● **WORK TO COMPLETE**
For each record below, output its text exactly and skip any picture.

(Data records for software interfaces)
===============

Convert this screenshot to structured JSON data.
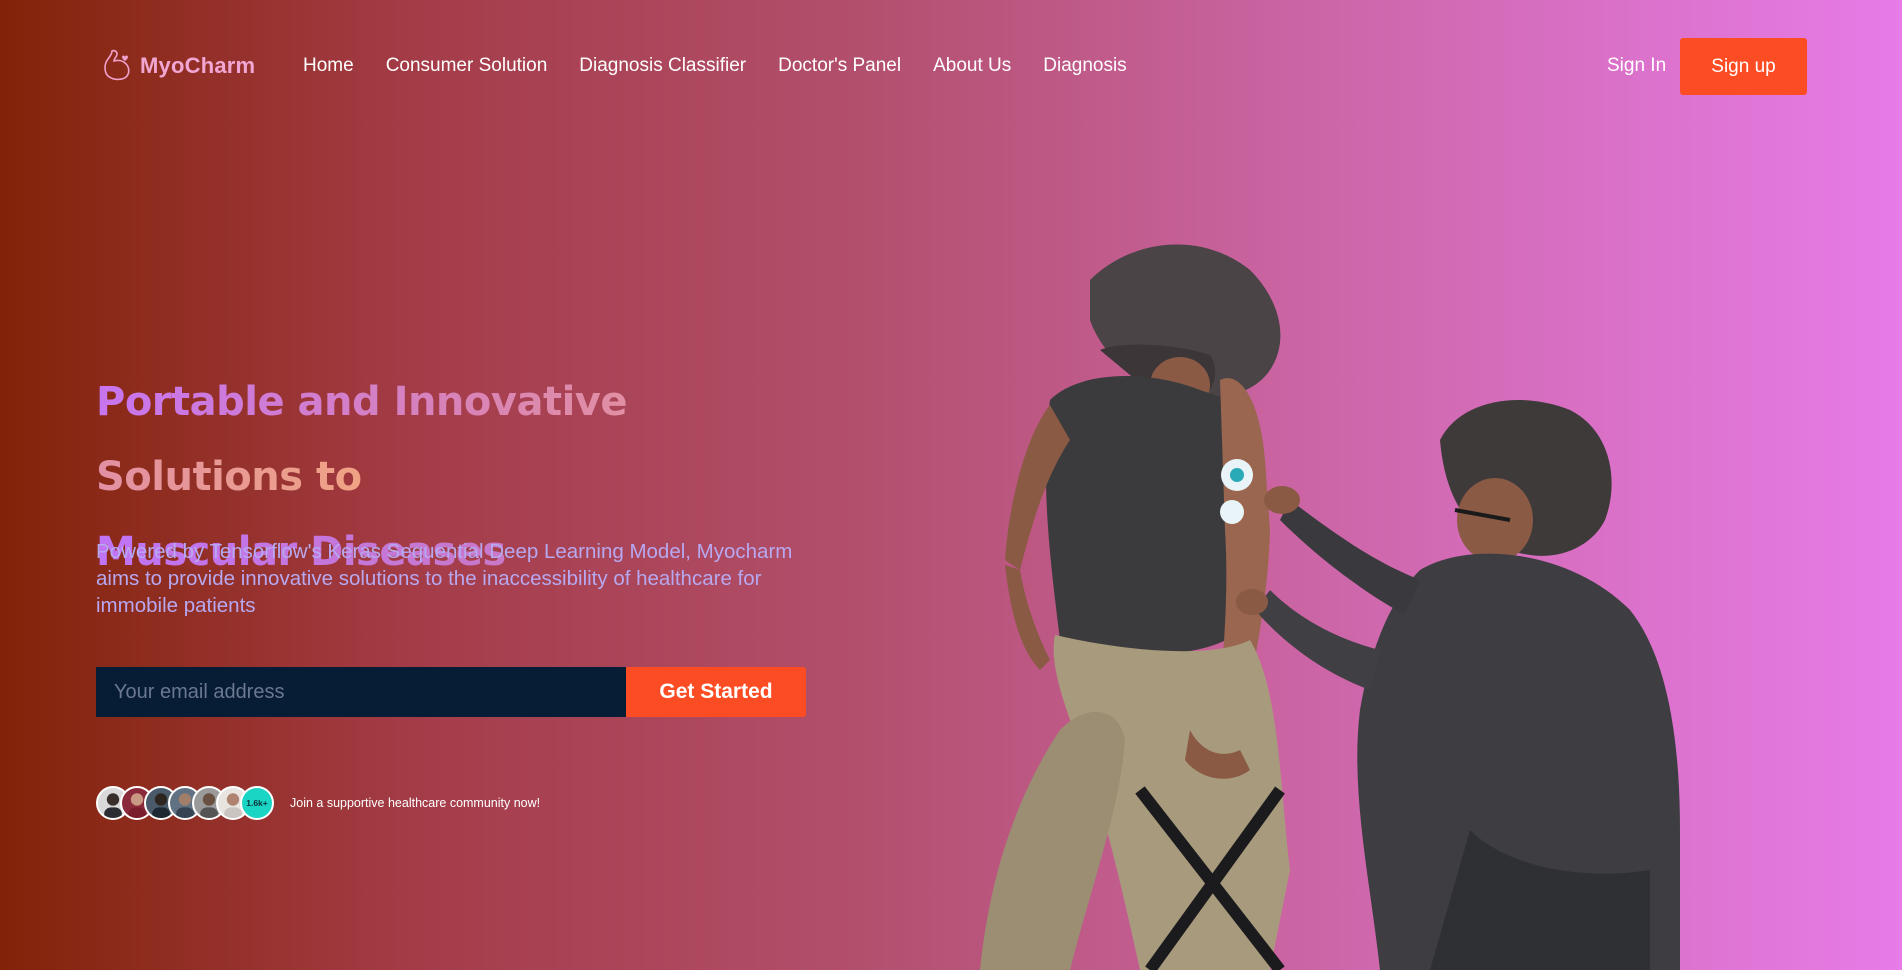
{
  "brand": {
    "name": "MyoCharm",
    "logo_icon": "flexed-arm-heart-icon",
    "color": "#f2a6d3"
  },
  "nav": {
    "items": [
      "Home",
      "Consumer Solution",
      "Diagnosis Classifier",
      "Doctor's Panel",
      "About Us",
      "Diagnosis"
    ],
    "sign_in": "Sign In",
    "sign_up": "Sign up"
  },
  "hero": {
    "headline_line1": "Portable and Innovative Solutions to",
    "headline_line2": "Muscular Diseases",
    "subtext": "Powered by Tensorflow's Keras Sequential Deep Learning Model, Myocharm aims to provide innovative solutions to the inaccessibility of healthcare for immobile patients",
    "email_placeholder": "Your email address",
    "cta": "Get Started"
  },
  "community": {
    "count_badge": "1.6k+",
    "text": "Join a supportive healthcare community now!",
    "avatar_count": 6
  },
  "colors": {
    "accent": "#fc4c24",
    "input_bg": "#071c35",
    "badge": "#1ad4c4",
    "subtext": "#b7a8f0"
  }
}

===============

● **OUTPUT FOR THIS TASK**
Convert this screenshot to structured JSON data.
{
  "brand": {
    "name": "MyoCharm",
    "logo_icon": "flexed-arm-heart-icon",
    "color": "#f2a6d3"
  },
  "nav": {
    "items": [
      "Home",
      "Consumer Solution",
      "Diagnosis Classifier",
      "Doctor's Panel",
      "About Us",
      "Diagnosis"
    ],
    "sign_in": "Sign In",
    "sign_up": "Sign up"
  },
  "hero": {
    "headline_line1": "Portable and Innovative Solutions to",
    "headline_line2": "Muscular Diseases",
    "subtext": "Powered by Tensorflow's Keras Sequential Deep Learning Model, Myocharm aims to provide innovative solutions to the inaccessibility of healthcare for immobile patients",
    "email_placeholder": "Your email address",
    "cta": "Get Started"
  },
  "community": {
    "count_badge": "1.6k+",
    "text": "Join a supportive healthcare community now!",
    "avatar_count": 6
  },
  "colors": {
    "accent": "#fc4c24",
    "input_bg": "#071c35",
    "badge": "#1ad4c4",
    "subtext": "#b7a8f0"
  }
}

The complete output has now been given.